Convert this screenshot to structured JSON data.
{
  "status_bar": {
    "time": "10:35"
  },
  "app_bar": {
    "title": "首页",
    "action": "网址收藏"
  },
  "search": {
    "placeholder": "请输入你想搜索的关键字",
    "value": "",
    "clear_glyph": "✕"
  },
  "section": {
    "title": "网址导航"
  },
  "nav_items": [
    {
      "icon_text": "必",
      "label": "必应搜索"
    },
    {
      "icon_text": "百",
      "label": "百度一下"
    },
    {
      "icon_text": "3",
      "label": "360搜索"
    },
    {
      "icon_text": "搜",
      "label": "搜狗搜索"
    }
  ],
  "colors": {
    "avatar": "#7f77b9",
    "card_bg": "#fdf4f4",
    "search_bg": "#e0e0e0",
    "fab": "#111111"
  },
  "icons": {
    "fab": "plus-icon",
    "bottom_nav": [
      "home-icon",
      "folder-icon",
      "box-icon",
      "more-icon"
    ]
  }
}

__________

_TO BE DONE_. Write out every line of the records exactly.

_SOLUTION TO THIS PROBLEM_.
Convert this screenshot to structured JSON data.
{
  "status_bar": {
    "time": "10:35"
  },
  "app_bar": {
    "title": "首页",
    "action": "网址收藏"
  },
  "search": {
    "placeholder": "请输入你想搜索的关键字",
    "value": "",
    "clear_glyph": "✕"
  },
  "section": {
    "title": "网址导航"
  },
  "nav_items": [
    {
      "icon_text": "必",
      "label": "必应搜索"
    },
    {
      "icon_text": "百",
      "label": "百度一下"
    },
    {
      "icon_text": "3",
      "label": "360搜索"
    },
    {
      "icon_text": "搜",
      "label": "搜狗搜索"
    }
  ],
  "colors": {
    "avatar": "#7f77b9",
    "card_bg": "#fdf4f4",
    "search_bg": "#e0e0e0",
    "fab": "#111111"
  },
  "icons": {
    "fab": "plus-icon",
    "bottom_nav": [
      "home-icon",
      "folder-icon",
      "box-icon",
      "more-icon"
    ]
  }
}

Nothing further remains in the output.